--- start of Excerpted records ---

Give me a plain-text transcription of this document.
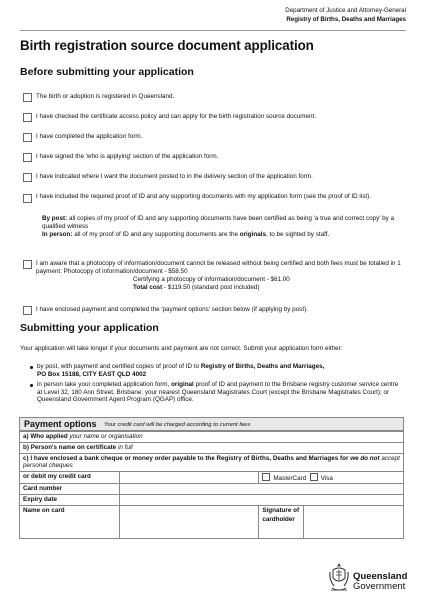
Department of Justice and Attorney-General
Registry of Births, Deaths and Marriages
Birth registration source document application
Before submitting your application
The birth or adoption is registered in Queensland.
I have checked the certificate access policy and can apply for the birth registration source document.
I have completed the application form.
I have signed the 'who is applying' section of the application form.
I have indicated where I want the document posted to in the delivery section of the application form.
I have included the required proof of ID and any supporting documents with my application form (see the proof of ID list).
By post: all copies of my proof of ID and any supporting documents have been certified as being 'a true and correct copy' by a qualified witness
In person: all of my proof of ID and any supporting documents are the originals, to be sighted by staff.
I am aware that a photocopy of information/document cannot be released without being certified and both fees must be totalled in 1 payment: Photocopy of information/document - $58.50
Certifying a photocopy of information/document - $61.00
Total cost - $119.50 (standard post included)
I have enclosed payment and completed the 'payment options' section below (if applying by post).
Submitting your application
Your application will take longer if your documents and payment are not correct. Submit your application form either:
by post, with payment and certified copies of proof of ID to Registry of Births, Deaths and Marriages,
PO Box 15188, CITY EAST QLD 4002
in person take your completed application form, original proof of ID and payment to the Brisbane registry customer service centre at Level 32, 180 Ann Street, Brisbane; your nearest Queensland Magistrates Court (except the Brisbane Magistrates Court); or Queensland Government Agent Program (QGAP) office.
Payment options Your credit card will be charged according to current fees
a) Who applied your name or organisation			
b) Person's name on certificate in full			
c) I have enclosed a bank cheque or money order payable to the Registry of Births, Deaths and Marriages for we do not accept personal cheques			
or debit my credit card		MasterCard Visa	
Card number			
Expiry date			
Name on card		Signature of cardholder	
Queensland
Government
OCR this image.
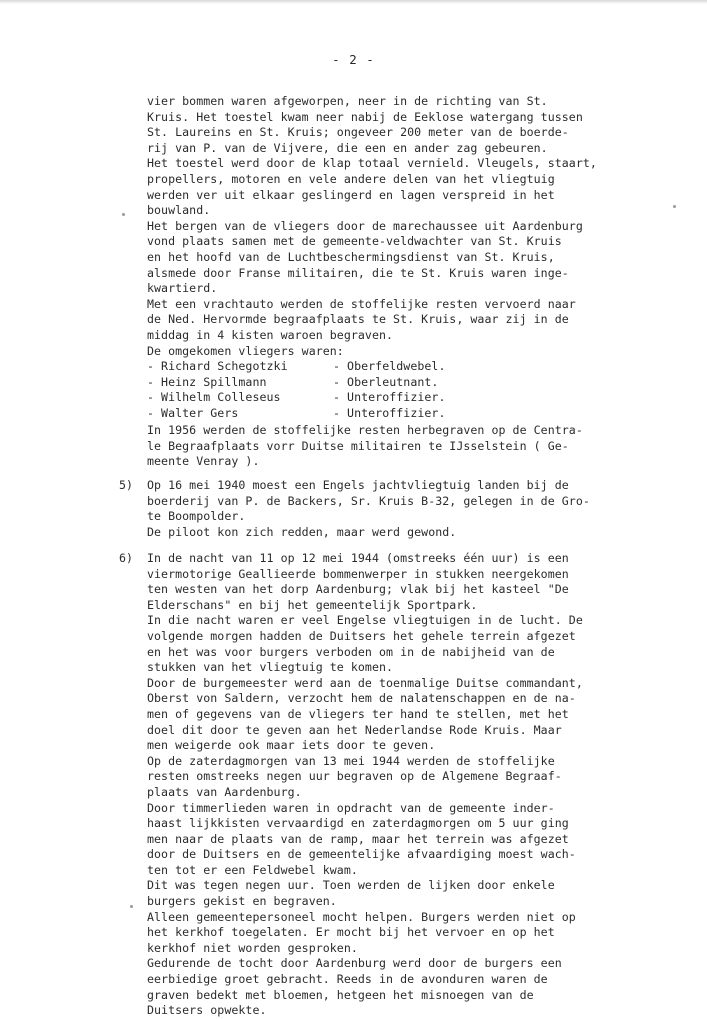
- 2 -
vier bommen waren afgeworpen, neer in de richting van St.
Kruis. Het toestel kwam neer nabij de Eeklose watergang tussen
St. Laureins en St. Kruis; ongeveer 200 meter van de boerde-
rij van P. van de Vijvere, die een en ander zag gebeuren.
Het toestel werd door de klap totaal vernield. Vleugels, staart,
propellers, motoren en vele andere delen van het vliegtuig
werden ver uit elkaar geslingerd en lagen verspreid in het
bouwland.
Het bergen van de vliegers door de marechaussee uit Aardenburg
vond plaats samen met de gemeente-veldwachter van St. Kruis
en het hoofd van de Luchtbeschermingsdienst van St. Kruis,
alsmede door Franse militairen, die te St. Kruis waren inge-
kwartierd.
Met een vrachtauto werden de stoffelijke resten vervoerd naar
de Ned. Hervormde begraafplaats te St. Kruis, waar zij in de
middag in 4 kisten waroen begraven.
De omgekomen vliegers waren:
- Richard Schegotzki	- Oberfeldwebel.
- Heinz Spillmann	- Oberleutnant.
- Wilhelm Colleseus	- Unteroffizier.
- Walter Gers	- Unteroffizier.
In 1956 werden de stoffelijke resten herbegraven op de Centra-
le Begraafplaats vorr Duitse militairen te IJsselstein ( Ge-
meente Venray ).
5) Op 16 mei 1940 moest een Engels jachtvliegtuig landen bij de
boerderij van P. de Backers, Sr. Kruis B-32, gelegen in de Gro-
te Boompolder.
De piloot kon zich redden, maar werd gewond.
6) In de nacht van 11 op 12 mei 1944 (omstreeks één uur) is een
viermotorige Geallieerde bommenwerper in stukken neergekomen
ten westen van het dorp Aardenburg; vlak bij het kasteel "De
Elderschans" en bij het gemeentelijk Sportpark.
In die nacht waren er veel Engelse vliegtuigen in de lucht. De
volgende morgen hadden de Duitsers het gehele terrein afgezet
en het was voor burgers verboden om in de nabijheid van de
stukken van het vliegtuig te komen.
Door de burgemeester werd aan de toenmalige Duitse commandant,
Oberst von Saldern, verzocht hem de nalatenschappen en de na-
men of gegevens van de vliegers ter hand te stellen, met het
doel dit door te geven aan het Nederlandse Rode Kruis. Maar
men weigerde ook maar iets door te geven.
Op de zaterdagmorgen van 13 mei 1944 werden de stoffelijke
resten omstreeks negen uur begraven op de Algemene Begraaf-
plaats van Aardenburg.
Door timmerlieden waren in opdracht van de gemeente inder-
haast lijkkisten vervaardigd en zaterdagmorgen om 5 uur ging
men naar de plaats van de ramp, maar het terrein was afgezet
door de Duitsers en de gemeentelijke afvaardiging moest wach-
ten tot er een Feldwebel kwam.
Dit was tegen negen uur. Toen werden de lijken door enkele
burgers gekist en begraven.
Alleen gemeentepersoneel mocht helpen. Burgers werden niet op
het kerkhof toegelaten. Er mocht bij het vervoer en op het
kerkhof niet worden gesproken.
Gedurende de tocht door Aardenburg werd door de burgers een
eerbiedige groet gebracht. Reeds in de avonduren waren de
graven bedekt met bloemen, hetgeen het misnoegen van de
Duitsers opwekte.
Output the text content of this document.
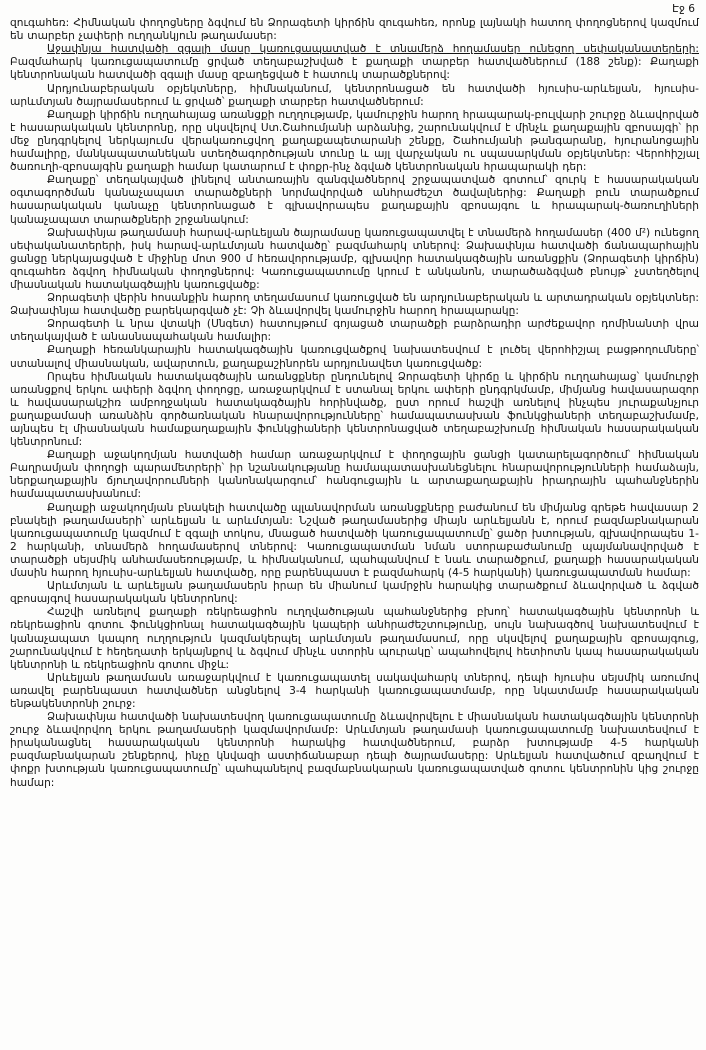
Էջ 6

զուգահեռ: Հիմնական փողոցները ձգվում են Ձորագետի կիրճին զուգահեռ, որոնք լայնակի հատող փողոցներով կազմում են տարբեր չափերի ուղղանկյուն թաղամասեր:

Աջափնյա հատվածի զգալի մասը կառուցապատված է տնամերձ հողամասեր ունեցող սեփականատերերի: Բազմահարկ կառուցապատումը ցրված տեղաբաշխված է քաղաքի տարբեր հատվածներում (188 շենք): Քաղաքի կենտրոնական հատվածի զգալի մասը զբաղեցված է հատուկ տարածքներով:

Արդյունաբերական օբյեկտները, հիմնականում, կենտրոնացած են հատվածի հյուսիս-արևելյան, հյուսիս-արևմտյան ծայրամասերում և ցրված՝ քաղաքի տարբեր հատվածներում:

Քաղաքի կիրճին ուղղահայաց առանցքի ուղղությամբ, կամուրջին հարող հրապարակ-բուլվարի շուրջը ձևավորված է հասարակական կենտրոնը, որը սկսվելով Ստ.Շահումյանի արձանից, շարունակվում է մինչև քաղաքային զբոսայգի՝ իր մեջ ընդգրկելով ներկայումս վերակառուցվող քաղաքապետարանի շենքը, Շահումյանի թանգարանը, հյուրանոցային համալիրը, մանկապատանեկան ստեղծագործության տունը և այլ վարչական ու սպասարկման օբյեկտներ: Վերոհիշյալ ծառուղի-զբոսայգին քաղաքի համար կատարում է փոքր-ինչ ձգված կենտրոնական հրապարակի դեր:

Քաղաքը՝ տեղակայված լինելով անտառային զանգվածներով շրջապատված գոտում՝ զուրկ է հասարակական օգտագործման կանաչապատ տարածքների նորմավորված անհրաժեշտ ծավալներից: Քաղաքի բուն տարածքում հասարակական կանաչը կենտրոնացած է գլխավորապես քաղաքային զբոսայգու և հրապարակ-ծառուղիների կանաչապատ տարածքների շրջանակում:

Ձախափնյա թաղամասի հարավ-արևելյան ծայրամասը կառուցապատվել է տնամերձ հողամասեր (400 մ²) ունեցող սեփականատերերի, իսկ հարավ-արևմտյան հատվածը՝ բազմահարկ տներով: Ձախափնյա հատվածի ճանապարհային ցանցը ներկայացված է միջինը մոտ 900 մ հեռավորությամբ, գլխավոր հատակագծային առանցքին (Ձորագետի կիրճին) զուգահեռ ձգվող հիմնական փողոցներով: Կառուցապատումը կրում է անկանոն, տարածաձգված բնույթ՝ չստեղծելով միասնական հատակագծային կառուցվածք:

Ձորագետի վերին հոսանքին հարող տեղամասում կառուցված են արդյունաբերական և արտադրական օբյեկտներ: Ձախափնյա հատվածը բարեկարգված չէ: Չի ձևավորվել կամուրջին հարող հրապարակը:

Ձորագետի և նրա վտակի (Սնգետ) հատույթում գոյացած տարածքի բարձրադիր արժեքավոր դոմինանտի վրա տեղակայված է անասնապահական համալիր:

Քաղաքի հեռանկարային հատակագծային կառուցվածքով նախատեսվում է լուծել վերոհիշյալ բացթողումները՝ ստանալով միասնական, ավարտուն, քաղաքաշինորեն արդյունավետ կառուցվածք:

Որպես հիմնական հատակագծային առանցքներ ընդունելով Ձորագետի կիրճը և կիրճին ուղղահայաց՝ կամուրջի առանցքով երկու ափերի ձգվող փողոցը, առաջարկվում է ստանալ երկու ափերի ընդգրկմամբ, միմյանց հավասարազոր և հավասարակշիռ ամբողջական հատակագծային հորինվածք, ըստ որում հաշվի առնելով ինչպես յուրաքանչյուր քաղաքամասի առանձին գործառնական հնարավորությունները՝ համապատասխան ֆունկցիաների տեղաբաշխմամբ, այնպես էլ միասնական համաքաղաքային ֆունկցիաների կենտրոնացված տեղաբաշխումը հիմնական հասարակական կենտրոնում:

Քաղաքի աջակողմյան հատվածի համար առաջարկվում է փողոցային ցանցի կատարելագործում՝ հիմնական Բաղրամյան փողոցի պարամետրերի՝ իր նշանակությանը համապատասխանեցնելու հնարավորությունների համաձայն, ներքաղաքային ճյուղավորումների կանոնակարգում՝ հանգուցային և արտաքաղաքային իրադրային պահանջներին համապատասխանում:

Քաղաքի աջակողմյան բնակելի հատվածը պլանավորման առանցքները բաժանում են միմյանց գրեթե հավասար 2 բնակելի թաղամասերի՝ արևելյան և արևմտյան: Նշված թաղամասերից միայն արևելյանն է, որում բազմաբնակարան կառուցապատումը կազմում է զգալի տոկոս, մնացած հատվածի կառուցապատումը՝ ցածր խտության, գլխավորապես 1-2 հարկանի, տնամերձ հողամասերով տներով: Կառուցապատման նման ստորաբաժանումը պայմանավորված է տարածքի սեյսմիկ անհամասեռությամբ, և հիմնականում, պահպանվում է նաև տարածքում, քաղաքի հասարակական մասին հարող հյուսիս-արևելյան հատվածը, որը բարենպաստ է բազմահարկ (4-5 հարկանի) կառուցապատման համար:

Արևմտյան և արևելյան թաղամասերն իրար են միանում կամրջին հարակից տարածքում ձևավորված և ձգված զբոսայգով հասարակական կենտրոնով:

Հաշվի առնելով քաղաքի ռեկրեացիոն ուղղվածության պահանջներից բխող՝ հատակագծային կենտրոնի և ռեկրեացիոն գոտու ֆունկցիոնալ հատակագծային կապերի անհրաժեշտությունը, սույն նախագծով նախատեսվում է կանաչապատ կապող ուղղություն կազմակերպել արևմտյան թաղամասում, որը սկսվելով քաղաքային զբոսայգուց, շարունակվում է հեղեղատի երկայնքով և ձգվում մինչև ստորին պուրակը՝ ապահովելով հետիոտն կապ հասարակական կենտրոնի և ռեկրեացիոն գոտու միջև:

Արևելյան թաղամասն առաջարկվում է կառուցապատել սակավահարկ տներով, դեպի հյուսիս սեյսմիկ առումով առավել բարենպաստ հատվածներ անցնելով 3-4 հարկանի կառուցապատմամբ, որը նկատմամբ հասարակական ենթակենտրոնի շուրջ:

Ձախափնյա հատվածի նախատեսվող կառուցապատումը ձևավորվելու է միասնական հատակագծային կենտրոնի շուրջ ձևավորվող երկու թաղամասերի կազմավորմամբ: Արևմտյան թաղամասի կառուցապատումը նախատեսվում է իրականացնել հասարակական կենտրոնի հարակից հատվածներում, բարձր խտությամբ 4-5 հարկանի բազմաբնակարան շենքերով, ինչը կնվազի աստիճանաբար դեպի ծայրամասերը: Արևելյան հատվածում զբաղվում է փոքր խտության կառուցապատումը՝ պահպանելով բազմաբնակարան կառուցապատված գոտու կենտրոնին կից շուրջը համար:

--- end of Excerpted records ---

# [Task instructions]
Give the number of lines above that hold the word "completed", and nothing more.

# [Finished exercise]
3